▶ [Request] Filter for the word "boss" and keep each matching line.

____ Exercise data

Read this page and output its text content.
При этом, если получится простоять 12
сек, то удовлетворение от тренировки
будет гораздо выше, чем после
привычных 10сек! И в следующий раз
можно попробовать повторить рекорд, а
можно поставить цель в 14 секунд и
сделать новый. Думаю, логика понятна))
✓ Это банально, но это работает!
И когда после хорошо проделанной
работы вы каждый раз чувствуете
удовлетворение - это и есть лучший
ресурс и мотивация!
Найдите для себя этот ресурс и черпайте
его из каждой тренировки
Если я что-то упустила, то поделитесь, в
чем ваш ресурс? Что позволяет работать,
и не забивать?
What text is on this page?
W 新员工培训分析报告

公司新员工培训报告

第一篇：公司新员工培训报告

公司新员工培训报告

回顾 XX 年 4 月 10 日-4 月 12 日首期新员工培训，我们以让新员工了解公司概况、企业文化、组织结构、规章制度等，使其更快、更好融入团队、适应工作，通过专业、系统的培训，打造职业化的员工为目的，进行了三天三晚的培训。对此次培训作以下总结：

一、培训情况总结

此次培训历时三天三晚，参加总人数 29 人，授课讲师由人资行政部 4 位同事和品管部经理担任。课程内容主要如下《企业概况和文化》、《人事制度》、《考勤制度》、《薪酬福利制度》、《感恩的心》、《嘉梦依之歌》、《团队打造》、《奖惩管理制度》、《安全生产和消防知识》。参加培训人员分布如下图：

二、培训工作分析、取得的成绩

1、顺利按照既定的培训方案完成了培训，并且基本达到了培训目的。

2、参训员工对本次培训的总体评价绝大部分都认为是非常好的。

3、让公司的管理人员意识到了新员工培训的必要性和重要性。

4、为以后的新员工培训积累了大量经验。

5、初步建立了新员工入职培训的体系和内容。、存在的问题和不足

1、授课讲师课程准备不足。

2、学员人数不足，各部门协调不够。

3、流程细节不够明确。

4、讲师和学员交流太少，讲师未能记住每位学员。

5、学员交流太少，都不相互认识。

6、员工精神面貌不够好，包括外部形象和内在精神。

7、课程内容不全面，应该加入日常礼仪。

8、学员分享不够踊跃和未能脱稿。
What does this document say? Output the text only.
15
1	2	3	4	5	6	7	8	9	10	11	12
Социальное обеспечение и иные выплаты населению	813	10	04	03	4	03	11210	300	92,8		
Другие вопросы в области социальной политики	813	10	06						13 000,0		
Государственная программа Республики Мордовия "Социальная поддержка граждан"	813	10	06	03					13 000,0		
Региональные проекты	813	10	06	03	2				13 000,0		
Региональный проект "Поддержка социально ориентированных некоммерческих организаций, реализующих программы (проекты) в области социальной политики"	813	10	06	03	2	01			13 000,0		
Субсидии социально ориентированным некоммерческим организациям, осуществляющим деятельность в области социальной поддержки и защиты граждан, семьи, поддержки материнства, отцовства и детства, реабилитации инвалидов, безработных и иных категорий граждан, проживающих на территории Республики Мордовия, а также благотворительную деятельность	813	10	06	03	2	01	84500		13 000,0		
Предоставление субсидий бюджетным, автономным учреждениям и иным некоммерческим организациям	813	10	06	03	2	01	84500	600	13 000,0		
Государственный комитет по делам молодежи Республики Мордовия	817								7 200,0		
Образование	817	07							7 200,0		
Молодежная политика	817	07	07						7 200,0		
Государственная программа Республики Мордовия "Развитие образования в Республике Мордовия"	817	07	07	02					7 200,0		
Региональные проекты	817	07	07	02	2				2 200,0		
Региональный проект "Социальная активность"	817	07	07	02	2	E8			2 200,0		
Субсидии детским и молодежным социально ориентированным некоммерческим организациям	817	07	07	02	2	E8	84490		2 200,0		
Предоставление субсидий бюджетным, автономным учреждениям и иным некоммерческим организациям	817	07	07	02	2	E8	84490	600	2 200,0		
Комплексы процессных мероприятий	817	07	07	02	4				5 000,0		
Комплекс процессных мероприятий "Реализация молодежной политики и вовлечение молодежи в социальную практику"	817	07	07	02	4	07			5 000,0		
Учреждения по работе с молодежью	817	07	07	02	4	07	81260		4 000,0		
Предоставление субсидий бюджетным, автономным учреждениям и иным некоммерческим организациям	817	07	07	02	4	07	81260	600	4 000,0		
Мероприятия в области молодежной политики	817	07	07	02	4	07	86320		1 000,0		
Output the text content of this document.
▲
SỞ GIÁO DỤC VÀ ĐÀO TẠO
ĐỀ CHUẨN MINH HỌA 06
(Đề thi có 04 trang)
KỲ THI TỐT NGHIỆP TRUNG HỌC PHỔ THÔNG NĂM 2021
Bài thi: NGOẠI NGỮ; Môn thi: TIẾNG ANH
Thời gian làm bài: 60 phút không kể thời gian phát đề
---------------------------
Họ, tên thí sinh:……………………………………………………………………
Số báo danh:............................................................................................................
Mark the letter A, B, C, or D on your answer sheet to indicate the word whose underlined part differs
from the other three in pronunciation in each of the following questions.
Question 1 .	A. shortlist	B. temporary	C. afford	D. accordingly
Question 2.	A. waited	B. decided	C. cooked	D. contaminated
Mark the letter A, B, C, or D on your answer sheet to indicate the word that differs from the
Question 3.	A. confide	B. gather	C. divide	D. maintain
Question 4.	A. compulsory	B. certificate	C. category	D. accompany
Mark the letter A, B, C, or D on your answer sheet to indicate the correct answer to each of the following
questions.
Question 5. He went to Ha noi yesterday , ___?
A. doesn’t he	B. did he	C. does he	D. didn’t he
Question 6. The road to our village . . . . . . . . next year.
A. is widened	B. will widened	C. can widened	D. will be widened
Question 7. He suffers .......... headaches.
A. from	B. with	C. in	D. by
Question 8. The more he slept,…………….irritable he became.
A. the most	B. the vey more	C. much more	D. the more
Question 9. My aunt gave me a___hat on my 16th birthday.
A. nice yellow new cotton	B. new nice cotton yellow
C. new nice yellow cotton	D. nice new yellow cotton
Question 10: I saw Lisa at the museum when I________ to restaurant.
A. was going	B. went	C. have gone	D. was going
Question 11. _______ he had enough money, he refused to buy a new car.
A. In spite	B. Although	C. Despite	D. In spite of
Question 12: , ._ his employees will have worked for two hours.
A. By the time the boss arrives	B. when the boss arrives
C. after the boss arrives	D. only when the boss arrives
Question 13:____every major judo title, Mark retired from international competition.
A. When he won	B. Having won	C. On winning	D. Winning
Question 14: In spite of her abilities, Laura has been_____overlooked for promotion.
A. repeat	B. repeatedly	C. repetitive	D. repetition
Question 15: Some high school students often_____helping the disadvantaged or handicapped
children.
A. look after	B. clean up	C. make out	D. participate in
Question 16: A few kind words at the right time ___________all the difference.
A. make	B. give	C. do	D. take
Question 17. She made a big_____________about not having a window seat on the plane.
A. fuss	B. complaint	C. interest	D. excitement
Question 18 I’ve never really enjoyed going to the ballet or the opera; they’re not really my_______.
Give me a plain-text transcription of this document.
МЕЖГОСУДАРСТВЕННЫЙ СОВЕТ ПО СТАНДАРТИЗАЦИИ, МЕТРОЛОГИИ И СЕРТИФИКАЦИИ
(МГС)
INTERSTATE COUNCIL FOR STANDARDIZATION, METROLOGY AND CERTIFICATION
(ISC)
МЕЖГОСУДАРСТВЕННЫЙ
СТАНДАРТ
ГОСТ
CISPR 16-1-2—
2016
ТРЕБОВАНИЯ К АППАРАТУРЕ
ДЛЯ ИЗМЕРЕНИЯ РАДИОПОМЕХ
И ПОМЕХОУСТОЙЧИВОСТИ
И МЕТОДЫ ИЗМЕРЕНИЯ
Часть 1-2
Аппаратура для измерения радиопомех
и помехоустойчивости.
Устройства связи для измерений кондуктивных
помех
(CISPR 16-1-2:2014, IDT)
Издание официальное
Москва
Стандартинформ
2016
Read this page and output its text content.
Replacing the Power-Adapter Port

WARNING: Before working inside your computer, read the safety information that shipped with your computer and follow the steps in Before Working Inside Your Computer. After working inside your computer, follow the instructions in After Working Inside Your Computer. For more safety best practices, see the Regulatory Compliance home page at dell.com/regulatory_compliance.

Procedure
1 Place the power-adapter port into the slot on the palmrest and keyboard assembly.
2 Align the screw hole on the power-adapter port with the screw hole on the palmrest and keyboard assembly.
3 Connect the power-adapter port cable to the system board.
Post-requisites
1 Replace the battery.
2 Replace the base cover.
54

________

▶ [Solved problem]
A. By the time the boss arrives	B. when the boss arrives
C. after the boss arrives	D. only when the boss arrives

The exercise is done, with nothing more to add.